[THE REQUEST] Type out the records that follow, exactly as given.

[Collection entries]
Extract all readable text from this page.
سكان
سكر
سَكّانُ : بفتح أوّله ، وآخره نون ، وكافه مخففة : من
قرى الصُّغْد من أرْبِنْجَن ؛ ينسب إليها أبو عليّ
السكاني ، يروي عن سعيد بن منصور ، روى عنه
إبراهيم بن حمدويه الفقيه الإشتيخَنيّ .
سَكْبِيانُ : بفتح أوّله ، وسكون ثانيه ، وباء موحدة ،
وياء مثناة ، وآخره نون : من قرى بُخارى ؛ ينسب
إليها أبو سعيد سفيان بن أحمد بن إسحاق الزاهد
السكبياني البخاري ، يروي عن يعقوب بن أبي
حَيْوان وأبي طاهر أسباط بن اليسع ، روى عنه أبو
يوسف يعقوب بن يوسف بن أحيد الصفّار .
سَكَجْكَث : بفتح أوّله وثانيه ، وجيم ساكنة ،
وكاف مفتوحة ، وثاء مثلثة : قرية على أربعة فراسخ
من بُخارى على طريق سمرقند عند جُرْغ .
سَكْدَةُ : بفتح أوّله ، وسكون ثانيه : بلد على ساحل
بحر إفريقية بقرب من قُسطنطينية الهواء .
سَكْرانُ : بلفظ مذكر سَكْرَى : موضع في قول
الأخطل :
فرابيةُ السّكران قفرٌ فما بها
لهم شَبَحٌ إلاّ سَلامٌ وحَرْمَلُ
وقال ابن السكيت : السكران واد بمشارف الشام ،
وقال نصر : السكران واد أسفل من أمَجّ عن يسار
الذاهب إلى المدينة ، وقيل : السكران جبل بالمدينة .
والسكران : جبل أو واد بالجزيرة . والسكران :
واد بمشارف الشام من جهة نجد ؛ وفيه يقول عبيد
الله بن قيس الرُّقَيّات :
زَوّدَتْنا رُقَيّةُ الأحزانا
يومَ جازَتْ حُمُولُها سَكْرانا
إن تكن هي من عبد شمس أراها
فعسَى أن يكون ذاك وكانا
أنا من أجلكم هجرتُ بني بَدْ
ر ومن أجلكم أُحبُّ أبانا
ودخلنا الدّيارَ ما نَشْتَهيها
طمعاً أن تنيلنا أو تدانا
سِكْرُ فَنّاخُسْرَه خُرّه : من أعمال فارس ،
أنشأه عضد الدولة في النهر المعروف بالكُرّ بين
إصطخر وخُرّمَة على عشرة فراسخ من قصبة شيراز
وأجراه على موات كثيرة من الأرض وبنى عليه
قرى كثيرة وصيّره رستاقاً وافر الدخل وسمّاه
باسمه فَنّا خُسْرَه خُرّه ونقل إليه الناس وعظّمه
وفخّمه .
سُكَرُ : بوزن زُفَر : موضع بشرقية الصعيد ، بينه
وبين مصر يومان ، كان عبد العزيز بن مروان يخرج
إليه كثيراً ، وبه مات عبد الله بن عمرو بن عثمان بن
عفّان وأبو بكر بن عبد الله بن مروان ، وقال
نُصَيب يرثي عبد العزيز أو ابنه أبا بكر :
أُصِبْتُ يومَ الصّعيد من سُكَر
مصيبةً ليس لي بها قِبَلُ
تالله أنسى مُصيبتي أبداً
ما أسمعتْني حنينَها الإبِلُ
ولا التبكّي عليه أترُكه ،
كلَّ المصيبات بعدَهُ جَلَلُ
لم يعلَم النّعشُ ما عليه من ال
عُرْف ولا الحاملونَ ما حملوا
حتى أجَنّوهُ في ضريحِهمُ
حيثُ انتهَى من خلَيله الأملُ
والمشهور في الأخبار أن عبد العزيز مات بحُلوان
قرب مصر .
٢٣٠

[ANSWER TO THIS PROBLEM]
Extract all readable text from this page.
سكان
سكر
سَكّانُ : بفتح أوّله ، وآخره نون ، وكافه مخففة : من
قرى الصُّغْد من أرْبِنْجَن ؛ ينسب إليها أبو عليّ
السكاني ، يروي عن سعيد بن منصور ، روى عنه
إبراهيم بن حمدويه الفقيه الإشتيخَنيّ .
سَكْبِيانُ : بفتح أوّله ، وسكون ثانيه ، وباء موحدة ،
وياء مثناة ، وآخره نون : من قرى بُخارى ؛ ينسب
إليها أبو سعيد سفيان بن أحمد بن إسحاق الزاهد
السكبياني البخاري ، يروي عن يعقوب بن أبي
حَيْوان وأبي طاهر أسباط بن اليسع ، روى عنه أبو
يوسف يعقوب بن يوسف بن أحيد الصفّار .
سَكَجْكَث : بفتح أوّله وثانيه ، وجيم ساكنة ،
وكاف مفتوحة ، وثاء مثلثة : قرية على أربعة فراسخ
من بُخارى على طريق سمرقند عند جُرْغ .
سَكْدَةُ : بفتح أوّله ، وسكون ثانيه : بلد على ساحل
بحر إفريقية بقرب من قُسطنطينية الهواء .
سَكْرانُ : بلفظ مذكر سَكْرَى : موضع في قول
الأخطل :
فرابيةُ السّكران قفرٌ فما بها
لهم شَبَحٌ إلاّ سَلامٌ وحَرْمَلُ
وقال ابن السكيت : السكران واد بمشارف الشام ،
وقال نصر : السكران واد أسفل من أمَجّ عن يسار
الذاهب إلى المدينة ، وقيل : السكران جبل بالمدينة .
والسكران : جبل أو واد بالجزيرة . والسكران :
واد بمشارف الشام من جهة نجد ؛ وفيه يقول عبيد
الله بن قيس الرُّقَيّات :
زَوّدَتْنا رُقَيّةُ الأحزانا
يومَ جازَتْ حُمُولُها سَكْرانا
إن تكن هي من عبد شمس أراها
فعسَى أن يكون ذاك وكانا
أنا من أجلكم هجرتُ بني بَدْ
ر ومن أجلكم أُحبُّ أبانا
ودخلنا الدّيارَ ما نَشْتَهيها
طمعاً أن تنيلنا أو تدانا
سِكْرُ فَنّاخُسْرَه خُرّه : من أعمال فارس ،
أنشأه عضد الدولة في النهر المعروف بالكُرّ بين
إصطخر وخُرّمَة على عشرة فراسخ من قصبة شيراز
وأجراه على موات كثيرة من الأرض وبنى عليه
قرى كثيرة وصيّره رستاقاً وافر الدخل وسمّاه
باسمه فَنّا خُسْرَه خُرّه ونقل إليه الناس وعظّمه
وفخّمه .
سُكَرُ : بوزن زُفَر : موضع بشرقية الصعيد ، بينه
وبين مصر يومان ، كان عبد العزيز بن مروان يخرج
إليه كثيراً ، وبه مات عبد الله بن عمرو بن عثمان بن
عفّان وأبو بكر بن عبد الله بن مروان ، وقال
نُصَيب يرثي عبد العزيز أو ابنه أبا بكر :
أُصِبْتُ يومَ الصّعيد من سُكَر
مصيبةً ليس لي بها قِبَلُ
تالله أنسى مُصيبتي أبداً
ما أسمعتْني حنينَها الإبِلُ
ولا التبكّي عليه أترُكه ،
كلَّ المصيبات بعدَهُ جَلَلُ
لم يعلَم النّعشُ ما عليه من ال
عُرْف ولا الحاملونَ ما حملوا
حتى أجَنّوهُ في ضريحِهمُ
حيثُ انتهَى من خلَيله الأملُ
والمشهور في الأخبار أن عبد العزيز مات بحُلوان
قرب مصر .
٢٣٠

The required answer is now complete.